**Material provided**
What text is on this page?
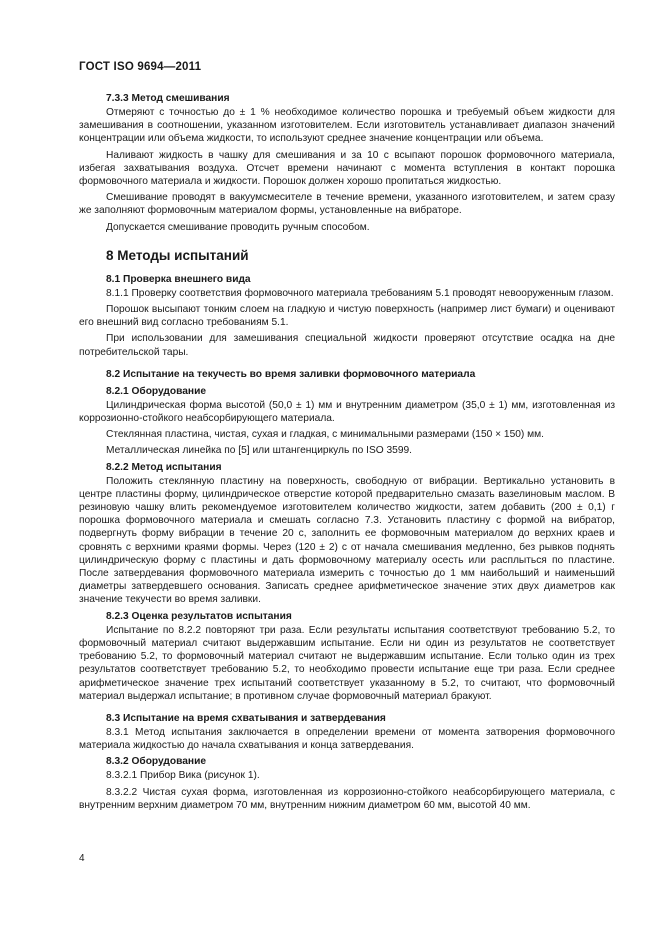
ГОСТ ISO 9694—2011
7.3.3 Метод смешивания

Отмеряют с точностью до ± 1 % необходимое количество порошка и требуемый объем жидкости для замешивания в соотношении, указанном изготовителем. Если изготовитель устанавливает диапазон значений концентрации или объема жидкости, то используют среднее значение концентрации или объема.

Наливают жидкость в чашку для смешивания и за 10 с всыпают порошок формовочного материала, избегая захватывания воздуха. Отсчет времени начинают с момента вступления в контакт порошка формовочного материала и жидкости. Порошок должен хорошо пропитаться жидкостью.

Смешивание проводят в вакуумсмесителе в течение времени, указанного изготовителем, и затем сразу же заполняют формовочным материалом формы, установленные на вибраторе.

Допускается смешивание проводить ручным способом.

8 Методы испытаний
8.1 Проверка внешнего вида

8.1.1 Проверку соответствия формовочного материала требованиям 5.1 проводят невооруженным глазом.

Порошок высыпают тонким слоем на гладкую и чистую поверхность (например лист бумаги) и оценивают его внешний вид согласно требованиям 5.1.

При использовании для замешивания специальной жидкости проверяют отсутствие осадка на дне потребительской тары.

8.2 Испытание на текучесть во время заливки формовочного материала
8.2.1 Оборудование

Цилиндрическая форма высотой (50,0 ± 1) мм и внутренним диаметром (35,0 ± 1) мм, изготовленная из коррозионно-стойкого неабсорбирующего материала.

Стеклянная пластина, чистая, сухая и гладкая, с минимальными размерами (150 × 150) мм.

Металлическая линейка по [5] или штангенциркуль по ISO 3599.

8.2.2 Метод испытания

Положить стеклянную пластину на поверхность, свободную от вибрации. Вертикально установить в центре пластины форму, цилиндрическое отверстие которой предварительно смазать вазелиновым маслом. В резиновую чашку влить рекомендуемое изготовителем количество жидкости, затем добавить (200 ± 0,1) г порошка формовочного материала и смешать согласно 7.3. Установить пластину с формой на вибратор, подвергнуть форму вибрации в течение 20 с, заполнить ее формовочным материалом до верхних краев и сровнять с верхними краями формы. Через (120 ± 2) с от начала смешивания медленно, без рывков поднять цилиндрическую форму с пластины и дать формовочному материалу осесть или расплыться по пластине. После затвердевания формовочного материала измерить с точностью до 1 мм наибольший и наименьший диаметры затвердевшего основания. Записать среднее арифметическое значение этих двух диаметров как значение текучести во время заливки.

8.2.3 Оценка результатов испытания

Испытание по 8.2.2 повторяют три раза. Если результаты испытания соответствуют требованию 5.2, то формовочный материал считают выдержавшим испытание. Если ни один из результатов не соответствует требованию 5.2, то формовочный материал считают не выдержавшим испытание. Если только один из трех результатов соответствует требованию 5.2, то необходимо провести испытание еще три раза. Если среднее арифметическое значение трех испытаний соответствует указанному в 5.2, то считают, что формовочный материал выдержал испытание; в противном случае формовочный материал бракуют.

8.3 Испытание на время схватывания и затвердевания

8.3.1 Метод испытания заключается в определении времени от момента затворения формовочного материала жидкостью до начала схватывания и конца затвердевания.

8.3.2 Оборудование

8.3.2.1 Прибор Вика (рисунок 1).

8.3.2.2 Чистая сухая форма, изготовленная из коррозионно-стойкого неабсорбирующего материала, с внутренним верхним диаметром 70 мм, внутренним нижним диаметром 60 мм, высотой 40 мм.

4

**Set problem**
Repeat the records above exactly, leaving out any pictures they contain.

**Complete answer**
What text is on this page?
ГОСТ ISO 9694—2011
7.3.3 Метод смешивания

Отмеряют с точностью до ± 1 % необходимое количество порошка и требуемый объем жидкости для замешивания в соотношении, указанном изготовителем. Если изготовитель устанавливает диапазон значений концентрации или объема жидкости, то используют среднее значение концентрации или объема.

Наливают жидкость в чашку для смешивания и за 10 с всыпают порошок формовочного материала, избегая захватывания воздуха. Отсчет времени начинают с момента вступления в контакт порошка формовочного материала и жидкости. Порошок должен хорошо пропитаться жидкостью.

Смешивание проводят в вакуумсмесителе в течение времени, указанного изготовителем, и затем сразу же заполняют формовочным материалом формы, установленные на вибраторе.

Допускается смешивание проводить ручным способом.

8 Методы испытаний
8.1 Проверка внешнего вида

8.1.1 Проверку соответствия формовочного материала требованиям 5.1 проводят невооруженным глазом.

Порошок высыпают тонким слоем на гладкую и чистую поверхность (например лист бумаги) и оценивают его внешний вид согласно требованиям 5.1.

При использовании для замешивания специальной жидкости проверяют отсутствие осадка на дне потребительской тары.

8.2 Испытание на текучесть во время заливки формовочного материала
8.2.1 Оборудование

Цилиндрическая форма высотой (50,0 ± 1) мм и внутренним диаметром (35,0 ± 1) мм, изготовленная из коррозионно-стойкого неабсорбирующего материала.

Стеклянная пластина, чистая, сухая и гладкая, с минимальными размерами (150 × 150) мм.

Металлическая линейка по [5] или штангенциркуль по ISO 3599.

8.2.2 Метод испытания

Положить стеклянную пластину на поверхность, свободную от вибрации. Вертикально установить в центре пластины форму, цилиндрическое отверстие которой предварительно смазать вазелиновым маслом. В резиновую чашку влить рекомендуемое изготовителем количество жидкости, затем добавить (200 ± 0,1) г порошка формовочного материала и смешать согласно 7.3. Установить пластину с формой на вибратор, подвергнуть форму вибрации в течение 20 с, заполнить ее формовочным материалом до верхних краев и сровнять с верхними краями формы. Через (120 ± 2) с от начала смешивания медленно, без рывков поднять цилиндрическую форму с пластины и дать формовочному материалу осесть или расплыться по пластине. После затвердевания формовочного материала измерить с точностью до 1 мм наибольший и наименьший диаметры затвердевшего основания. Записать среднее арифметическое значение этих двух диаметров как значение текучести во время заливки.

8.2.3 Оценка результатов испытания

Испытание по 8.2.2 повторяют три раза. Если результаты испытания соответствуют требованию 5.2, то формовочный материал считают выдержавшим испытание. Если ни один из результатов не соответствует требованию 5.2, то формовочный материал считают не выдержавшим испытание. Если только один из трех результатов соответствует требованию 5.2, то необходимо провести испытание еще три раза. Если среднее арифметическое значение трех испытаний соответствует указанному в 5.2, то считают, что формовочный материал выдержал испытание; в противном случае формовочный материал бракуют.

8.3 Испытание на время схватывания и затвердевания

8.3.1 Метод испытания заключается в определении времени от момента затворения формовочного материала жидкостью до начала схватывания и конца затвердевания.

8.3.2 Оборудование

8.3.2.1 Прибор Вика (рисунок 1).

8.3.2.2 Чистая сухая форма, изготовленная из коррозионно-стойкого неабсорбирующего материала, с внутренним верхним диаметром 70 мм, внутренним нижним диаметром 60 мм, высотой 40 мм.

4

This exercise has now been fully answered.